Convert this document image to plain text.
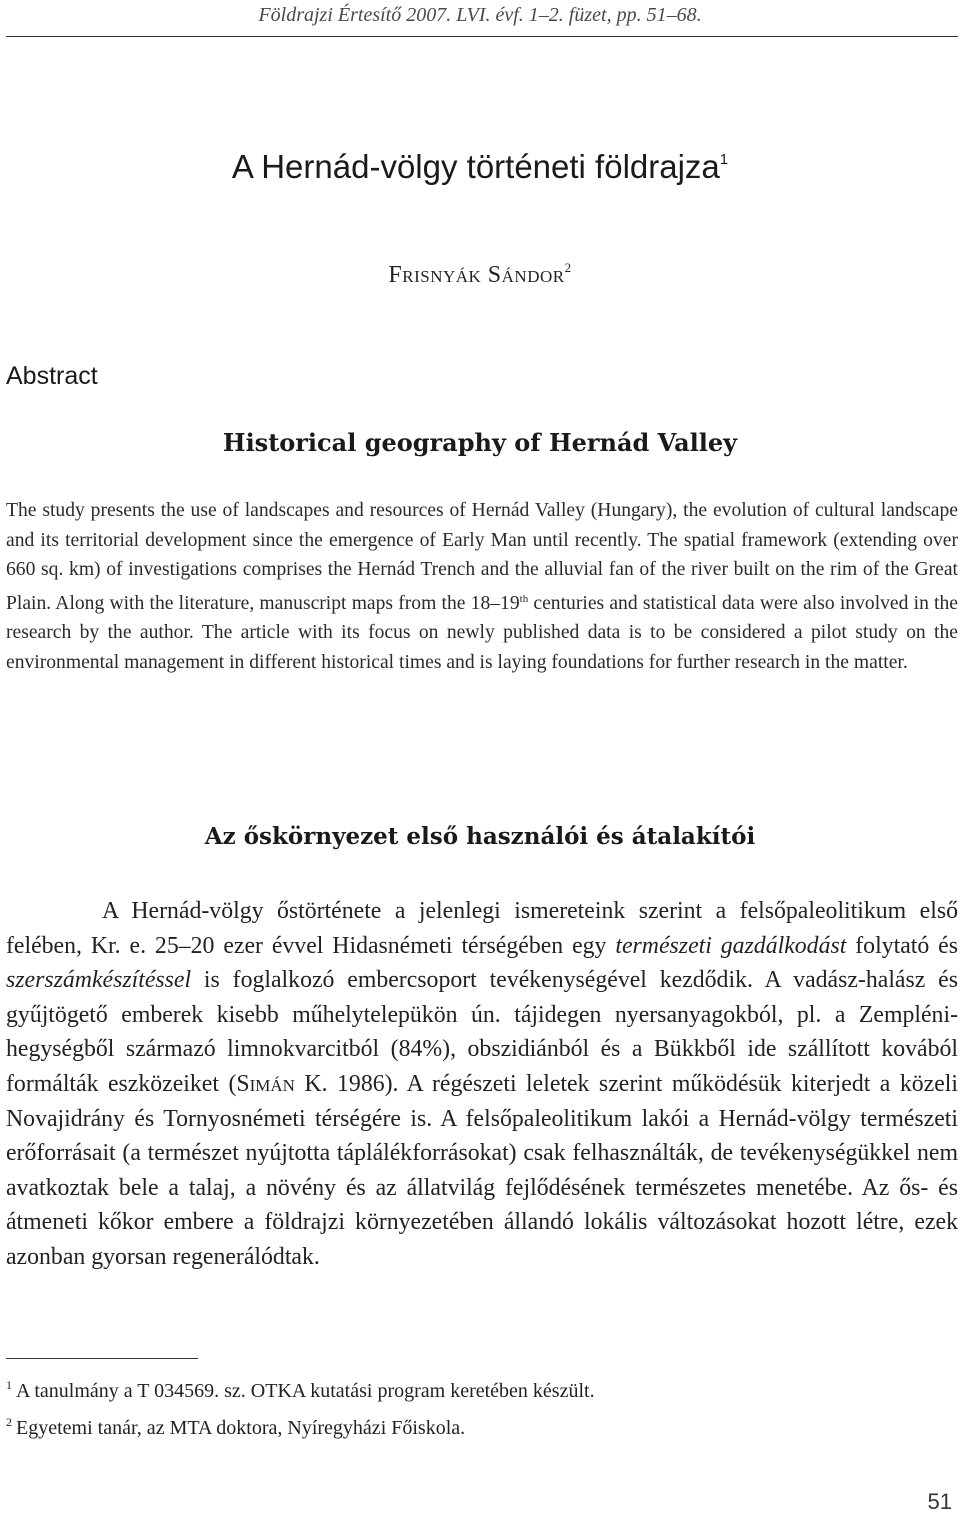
Földrajzi Értesítő 2007. LVI. évf. 1–2. füzet, pp. 51–68.
A Hernád-völgy történeti földrajza$^1$
Frisnyák Sándor$^2$
Abstract
Historical geography of Hernád Valley
The study presents the use of landscapes and resources of Hernád Valley (Hungary), the evolution of cultural landscape and its territorial development since the emergence of Early Man until recently. The spatial framework (extending over 660 sq. km) of investigations comprises the Hernád Trench and the alluvial fan of the river built on the rim of the Great Plain. Along with the literature, manuscript maps from the 18–19th centuries and statistical data were also involved in the research by the author. The article with its focus on newly published data is to be considered a pilot study on the environmental management in different historical times and is laying foundations for further research in the matter.
Az őskörnyezet első használói és átalakítói

A Hernád-völgy őstörténete a jelenlegi ismereteink szerint a felsőpaleolitikum első felében, Kr. e. 25–20 ezer évvel Hidasnémeti térségében egy természeti gazdálkodást folytató és szerszámkészítéssel is foglalkozó embercsoport tevékenységével kezdődik. A vadász-halász és gyűjtögető emberek kisebb műhelytelepükön ún. tájidegen nyersanyagokból, pl. a Zempléni-hegységből származó limnokvarcitból (84%), obszidiánból és a Bükkből ide szállított kovából formálták eszközeiket (Simán K. 1986). A régészeti leletek szerint működésük kiterjedt a közeli Novajidrány és Tornyosnémeti térségére is. A felsőpaleolitikum lakói a Hernád-völgy természeti erőforrásait (a természet nyújtotta táplálékforrásokat) csak felhasználták, de tevékenységükkel nem avatkoztak bele a talaj, a növény és az állatvilág fejlődésének természetes menetébe. Az ős- és átmeneti kőkor embere a földrajzi környezetében állandó lokális változásokat hozott létre, ezek azonban gyorsan regenerálódtak.

$^1$ A tanulmány a T 034569. sz. OTKA kutatási program keretében készült.
$^2$ Egyetemi tanár, az MTA doktora, Nyíregyházi Főiskola.
51
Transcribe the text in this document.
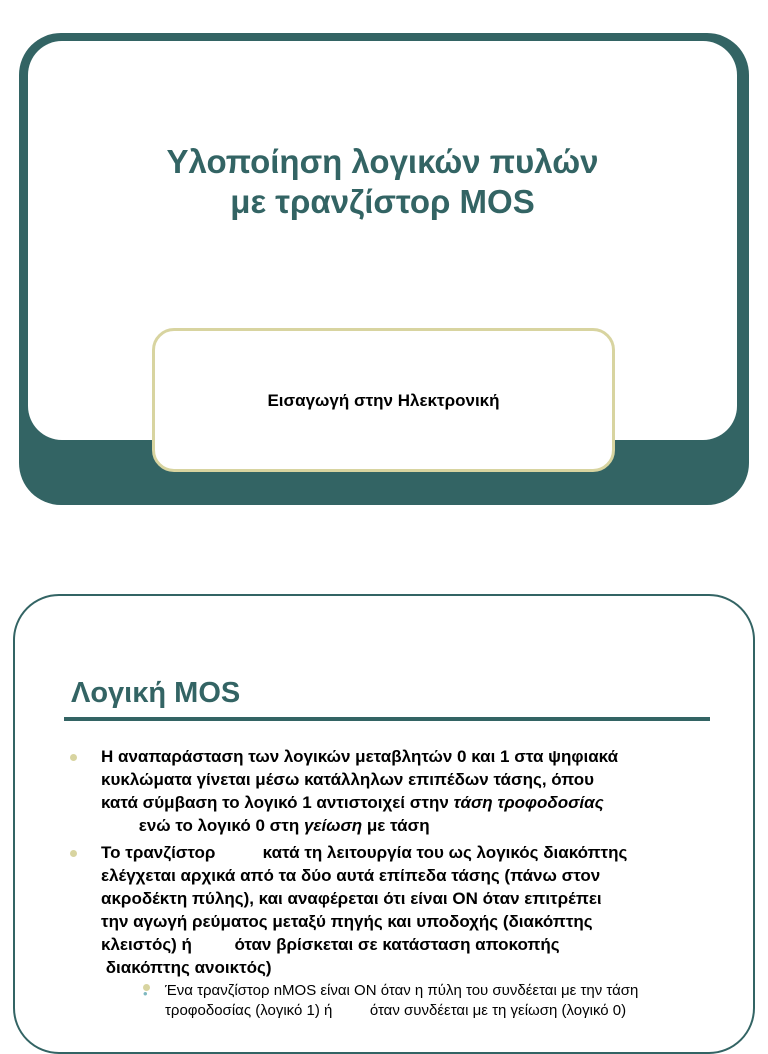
Υλοποίηση λογικών πυλών
με τρανζίστορ MOS
Εισαγωγή στην Ηλεκτρονική
Λογική MOS
Η αναπαράσταση των λογικών μεταβλητών 0 και 1 στα ψηφιακά
κυκλώματα γίνεται μέσω κατάλληλων επιπέδων τάσης, όπου
κατά σύμβαση το λογικό 1 αντιστοιχεί στην τάση τροφοδοσίας
ενώ το λογικό 0 στη γείωση με τάση
Το τρανζίστορ          κατά τη λειτουργία του ως λογικός διακόπτης
ελέγχεται αρχικά από τα δύο αυτά επίπεδα τάσης (πάνω στον
ακροδέκτη πύλης), και αναφέρεται ότι είναι ON όταν επιτρέπει
την αγωγή ρεύματος μεταξύ πηγής και υποδοχής (διακόπτης
κλειστός) ή         όταν βρίσκεται σε κατάσταση αποκοπής
διακόπτης ανοικτός)
• Ένα τρανζίστορ nMOS είναι ON όταν η πύλη του συνδέεται με την τάση
τροφοδοσίας (λογικό 1) ή         όταν συνδέεται με τη γείωση (λογικό 0)
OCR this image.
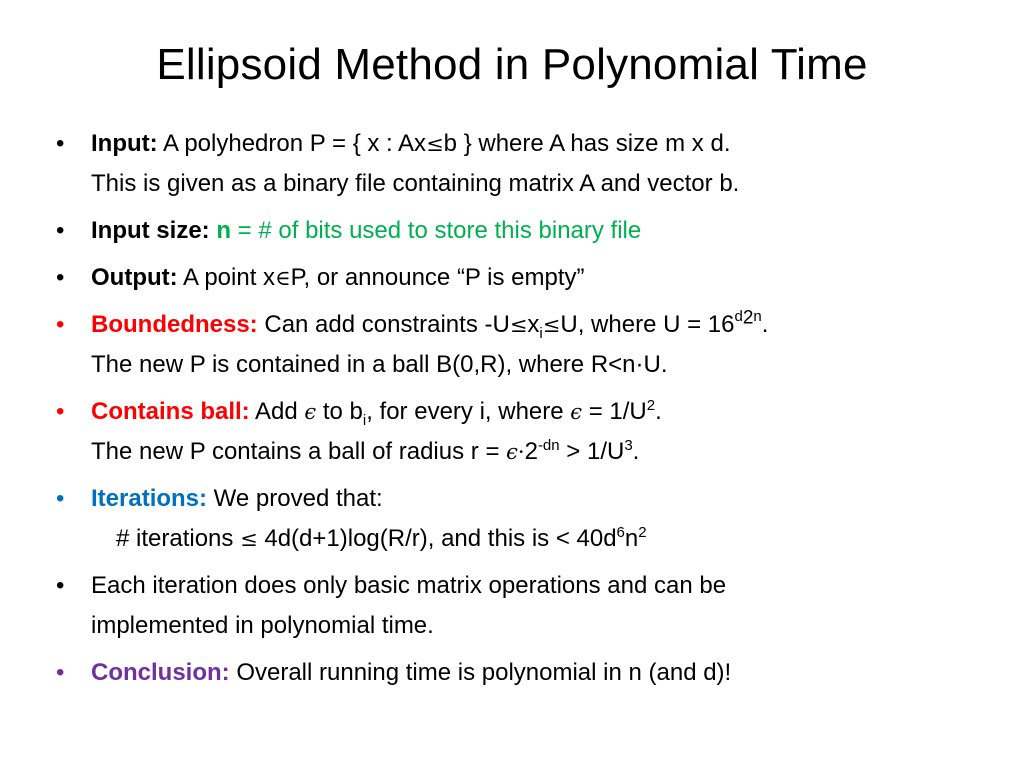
Ellipsoid Method in Polynomial Time
• Input: A polyhedron P = { x : Ax≤b } where A has size m x d.
This is given as a binary file containing matrix A and vector b.
• Input size: n = # of bits used to store this binary file
• Output: A point x∈P, or announce “P is empty”
• Boundedness: Can add constraints $-U\le x_i\le U$, where $U = 16^{d2n}$.
The new P is contained in a ball B(0,R), where R<n·U.
• Contains ball: Add ϵ to $b_i$, for every i, where $\epsilon = 1/U^2$.
The new P contains a ball of radius $r = \epsilon\cdot 2^{-dn} > 1/U^3$.
• Iterations: We proved that:
# iterations ≤ 4d(d+1)log(R/r), and this is < $40d^6n^2$
• Each iteration does only basic matrix operations and can be
implemented in polynomial time.
• Conclusion: Overall running time is polynomial in n (and d)!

══════════════════════════════

> _WHAT TO PRODUCE_: Copy the listing over exactly, skipping the pictures it holds.

> _ANSWER BELOW_:
Convert this document image to plain text.
Földrajzi Értesítő 2007. LVI. évf. 1–2. füzet, pp. 51–68.
A Hernád-völgy történeti földrajza$^1$
Frisnyák Sándor$^2$
Abstract
Historical geography of Hernád Valley
The study presents the use of landscapes and resources of Hernád Valley (Hungary), the evolution of cultural landscape and its territorial development since the emergence of Early Man until recently. The spatial framework (extending over 660 sq. km) of investigations comprises the Hernád Trench and the alluvial fan of the river built on the rim of the Great Plain. Along with the literature, manuscript maps from the 18–19th centuries and statistical data were also involved in the research by the author. The article with its focus on newly published data is to be considered a pilot study on the environmental management in different historical times and is laying foundations for further research in the matter.
Az őskörnyezet első használói és átalakítói

A Hernád-völgy őstörténete a jelenlegi ismereteink szerint a felsőpaleolitikum első felében, Kr. e. 25–20 ezer évvel Hidasnémeti térségében egy természeti gazdálkodást folytató és szerszámkészítéssel is foglalkozó embercsoport tevékenységével kezdődik. A vadász-halász és gyűjtögető emberek kisebb műhelytelepükön ún. tájidegen nyersanyagokból, pl. a Zempléni-hegységből származó limnokvarcitból (84%), obszidiánból és a Bükkből ide szállított kovából formálták eszközeiket (Simán K. 1986). A régészeti leletek szerint működésük kiterjedt a közeli Novajidrány és Tornyosnémeti térségére is. A felsőpaleolitikum lakói a Hernád-völgy természeti erőforrásait (a természet nyújtotta táplálékforrásokat) csak felhasználták, de tevékenységükkel nem avatkoztak bele a talaj, a növény és az állatvilág fejlődésének természetes menetébe. Az ős- és átmeneti kőkor embere a földrajzi környezetében állandó lokális változásokat hozott létre, ezek azonban gyorsan regenerálódtak.

$^1$ A tanulmány a T 034569. sz. OTKA kutatási program keretében készült.
$^2$ Egyetemi tanár, az MTA doktora, Nyíregyházi Főiskola.
51
Transcribe the text in this document.
Υλοποίηση λογικών πυλών
με τρανζίστορ MOS
Εισαγωγή στην Ηλεκτρονική
Λογική MOS
Η αναπαράσταση των λογικών μεταβλητών 0 και 1 στα ψηφιακά
κυκλώματα γίνεται μέσω κατάλληλων επιπέδων τάσης, όπου
κατά σύμβαση το λογικό 1 αντιστοιχεί στην τάση τροφοδοσίας
ενώ το λογικό 0 στη γείωση με τάση
Το τρανζίστορ          κατά τη λειτουργία του ως λογικός διακόπτης
ελέγχεται αρχικά από τα δύο αυτά επίπεδα τάσης (πάνω στον
ακροδέκτη πύλης), και αναφέρεται ότι είναι ON όταν επιτρέπει
την αγωγή ρεύματος μεταξύ πηγής και υποδοχής (διακόπτης
κλειστός) ή         όταν βρίσκεται σε κατάσταση αποκοπής
διακόπτης ανοικτός)
• Ένα τρανζίστορ nMOS είναι ON όταν η πύλη του συνδέεται με την τάση
τροφοδοσίας (λογικό 1) ή         όταν συνδέεται με τη γείωση (λογικό 0)
OCR this image.
Ellipsoid Method in Polynomial Time
• Input: A polyhedron P = { x : Ax≤b } where A has size m x d.
This is given as a binary file containing matrix A and vector b.
• Input size: n = # of bits used to store this binary file
• Output: A point x∈P, or announce “P is empty”
• Boundedness: Can add constraints $-U\le x_i\le U$, where $U = 16^{d2n}$.
The new P is contained in a ball B(0,R), where R<n·U.
• Contains ball: Add ϵ to $b_i$, for every i, where $\epsilon = 1/U^2$.
The new P contains a ball of radius $r = \epsilon\cdot 2^{-dn} > 1/U^3$.
• Iterations: We proved that:
# iterations ≤ 4d(d+1)log(R/r), and this is < $40d^6n^2$
• Each iteration does only basic matrix operations and can be
implemented in polynomial time.
• Conclusion: Overall running time is polynomial in n (and d)!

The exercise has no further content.